To do: Copy out all the lines exactly. Omit pictures.

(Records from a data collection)

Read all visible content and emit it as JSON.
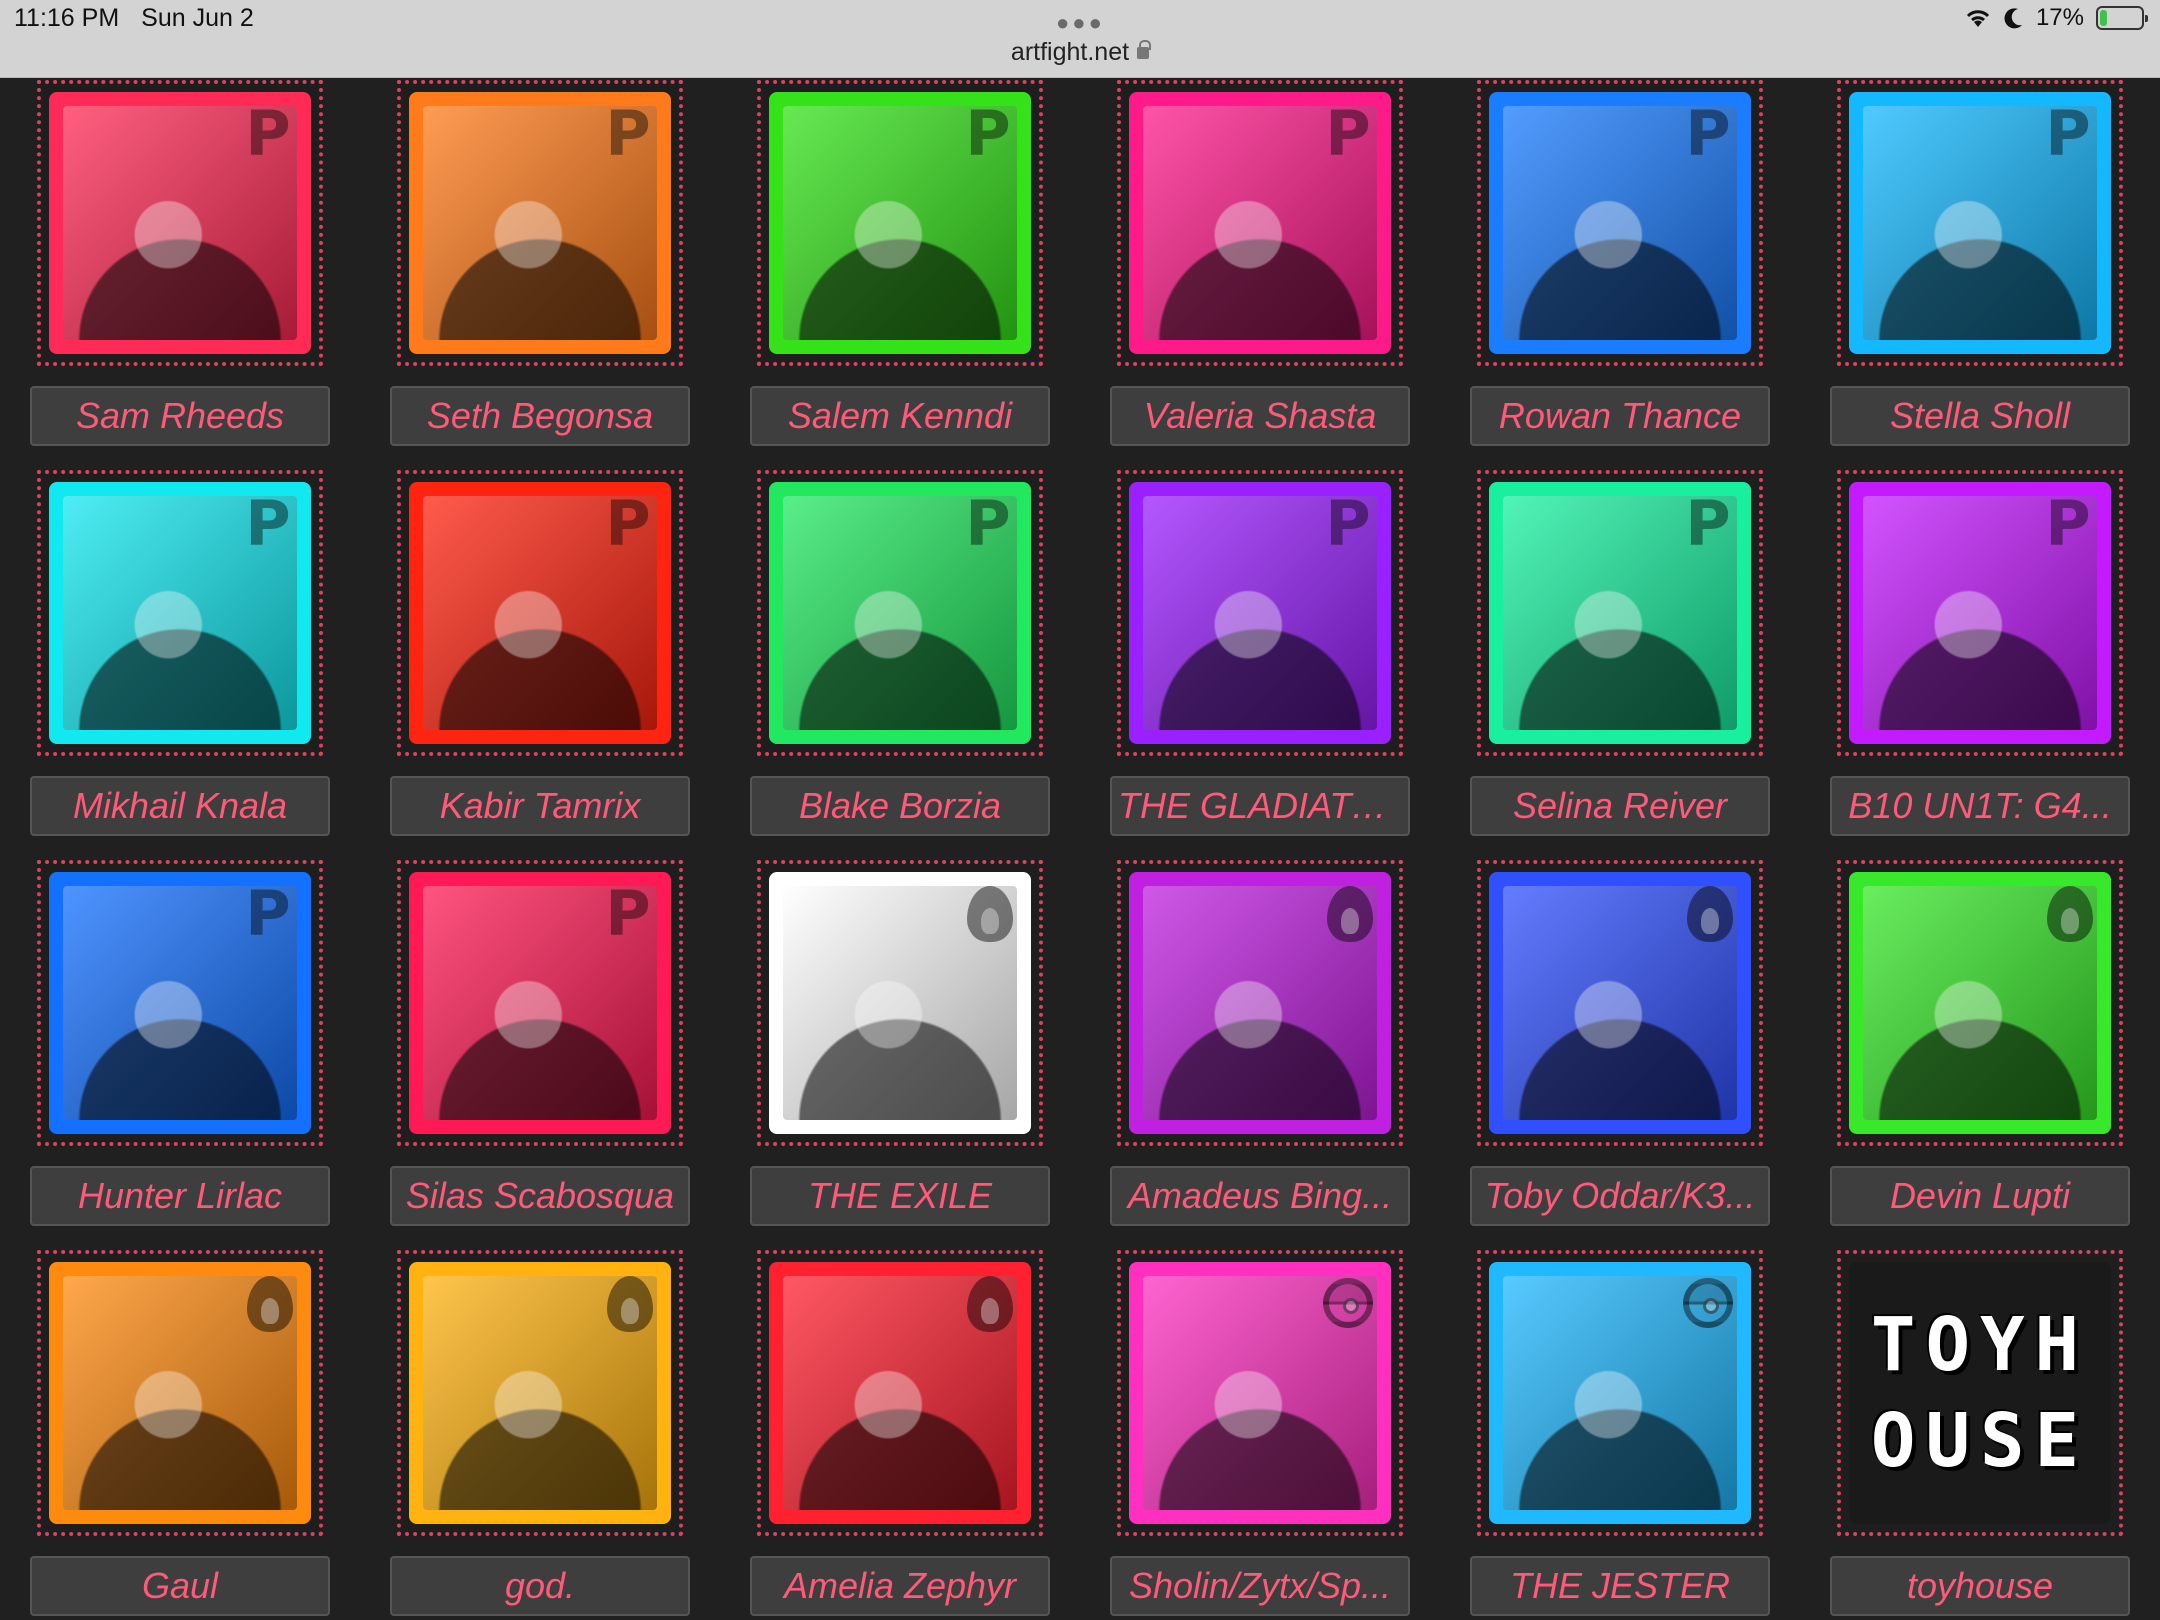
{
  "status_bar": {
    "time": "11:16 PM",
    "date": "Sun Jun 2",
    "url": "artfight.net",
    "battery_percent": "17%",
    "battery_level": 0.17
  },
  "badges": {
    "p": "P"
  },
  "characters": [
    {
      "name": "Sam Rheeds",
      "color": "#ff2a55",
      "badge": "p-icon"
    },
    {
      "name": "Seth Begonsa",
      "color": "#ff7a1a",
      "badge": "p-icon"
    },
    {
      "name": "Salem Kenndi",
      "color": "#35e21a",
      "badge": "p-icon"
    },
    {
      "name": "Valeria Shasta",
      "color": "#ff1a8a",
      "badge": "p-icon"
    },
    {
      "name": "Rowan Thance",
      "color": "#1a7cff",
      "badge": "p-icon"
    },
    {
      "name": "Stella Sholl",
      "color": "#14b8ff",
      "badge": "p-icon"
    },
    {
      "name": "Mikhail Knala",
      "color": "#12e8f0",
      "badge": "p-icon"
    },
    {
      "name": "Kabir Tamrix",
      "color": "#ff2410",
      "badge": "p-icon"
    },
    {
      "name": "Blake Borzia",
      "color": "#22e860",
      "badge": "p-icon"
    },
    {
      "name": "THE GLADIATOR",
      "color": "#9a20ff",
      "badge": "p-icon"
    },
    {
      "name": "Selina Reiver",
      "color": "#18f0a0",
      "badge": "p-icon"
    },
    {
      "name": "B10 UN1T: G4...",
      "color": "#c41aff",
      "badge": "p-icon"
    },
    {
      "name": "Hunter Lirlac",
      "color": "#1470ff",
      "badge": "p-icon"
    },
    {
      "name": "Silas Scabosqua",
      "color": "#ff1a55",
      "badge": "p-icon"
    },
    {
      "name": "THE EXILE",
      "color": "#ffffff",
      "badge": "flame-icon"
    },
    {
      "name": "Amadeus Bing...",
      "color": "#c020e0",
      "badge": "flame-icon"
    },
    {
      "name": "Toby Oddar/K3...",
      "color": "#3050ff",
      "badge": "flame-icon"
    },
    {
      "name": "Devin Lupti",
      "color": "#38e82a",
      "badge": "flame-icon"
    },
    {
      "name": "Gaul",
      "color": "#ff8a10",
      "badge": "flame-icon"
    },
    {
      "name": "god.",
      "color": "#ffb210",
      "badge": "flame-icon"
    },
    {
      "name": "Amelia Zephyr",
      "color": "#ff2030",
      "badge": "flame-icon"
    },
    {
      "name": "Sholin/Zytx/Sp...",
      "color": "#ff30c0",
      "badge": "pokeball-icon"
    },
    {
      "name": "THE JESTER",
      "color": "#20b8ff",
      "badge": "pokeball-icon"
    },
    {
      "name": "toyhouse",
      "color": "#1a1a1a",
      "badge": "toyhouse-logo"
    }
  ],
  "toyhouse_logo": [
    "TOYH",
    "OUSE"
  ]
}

Solution for this exercise:
Read all visible content and emit it as JSON.
{
  "status_bar": {
    "time": "11:16 PM",
    "date": "Sun Jun 2",
    "url": "artfight.net",
    "battery_percent": "17%",
    "battery_level": 0.17
  },
  "badges": {
    "p": "P"
  },
  "characters": [
    {
      "name": "Sam Rheeds",
      "color": "#ff2a55",
      "badge": "p-icon"
    },
    {
      "name": "Seth Begonsa",
      "color": "#ff7a1a",
      "badge": "p-icon"
    },
    {
      "name": "Salem Kenndi",
      "color": "#35e21a",
      "badge": "p-icon"
    },
    {
      "name": "Valeria Shasta",
      "color": "#ff1a8a",
      "badge": "p-icon"
    },
    {
      "name": "Rowan Thance",
      "color": "#1a7cff",
      "badge": "p-icon"
    },
    {
      "name": "Stella Sholl",
      "color": "#14b8ff",
      "badge": "p-icon"
    },
    {
      "name": "Mikhail Knala",
      "color": "#12e8f0",
      "badge": "p-icon"
    },
    {
      "name": "Kabir Tamrix",
      "color": "#ff2410",
      "badge": "p-icon"
    },
    {
      "name": "Blake Borzia",
      "color": "#22e860",
      "badge": "p-icon"
    },
    {
      "name": "THE GLADIATOR",
      "color": "#9a20ff",
      "badge": "p-icon"
    },
    {
      "name": "Selina Reiver",
      "color": "#18f0a0",
      "badge": "p-icon"
    },
    {
      "name": "B10 UN1T: G4...",
      "color": "#c41aff",
      "badge": "p-icon"
    },
    {
      "name": "Hunter Lirlac",
      "color": "#1470ff",
      "badge": "p-icon"
    },
    {
      "name": "Silas Scabosqua",
      "color": "#ff1a55",
      "badge": "p-icon"
    },
    {
      "name": "THE EXILE",
      "color": "#ffffff",
      "badge": "flame-icon"
    },
    {
      "name": "Amadeus Bing...",
      "color": "#c020e0",
      "badge": "flame-icon"
    },
    {
      "name": "Toby Oddar/K3...",
      "color": "#3050ff",
      "badge": "flame-icon"
    },
    {
      "name": "Devin Lupti",
      "color": "#38e82a",
      "badge": "flame-icon"
    },
    {
      "name": "Gaul",
      "color": "#ff8a10",
      "badge": "flame-icon"
    },
    {
      "name": "god.",
      "color": "#ffb210",
      "badge": "flame-icon"
    },
    {
      "name": "Amelia Zephyr",
      "color": "#ff2030",
      "badge": "flame-icon"
    },
    {
      "name": "Sholin/Zytx/Sp...",
      "color": "#ff30c0",
      "badge": "pokeball-icon"
    },
    {
      "name": "THE JESTER",
      "color": "#20b8ff",
      "badge": "pokeball-icon"
    },
    {
      "name": "toyhouse",
      "color": "#1a1a1a",
      "badge": "toyhouse-logo"
    }
  ],
  "toyhouse_logo": [
    "TOYH",
    "OUSE"
  ]
}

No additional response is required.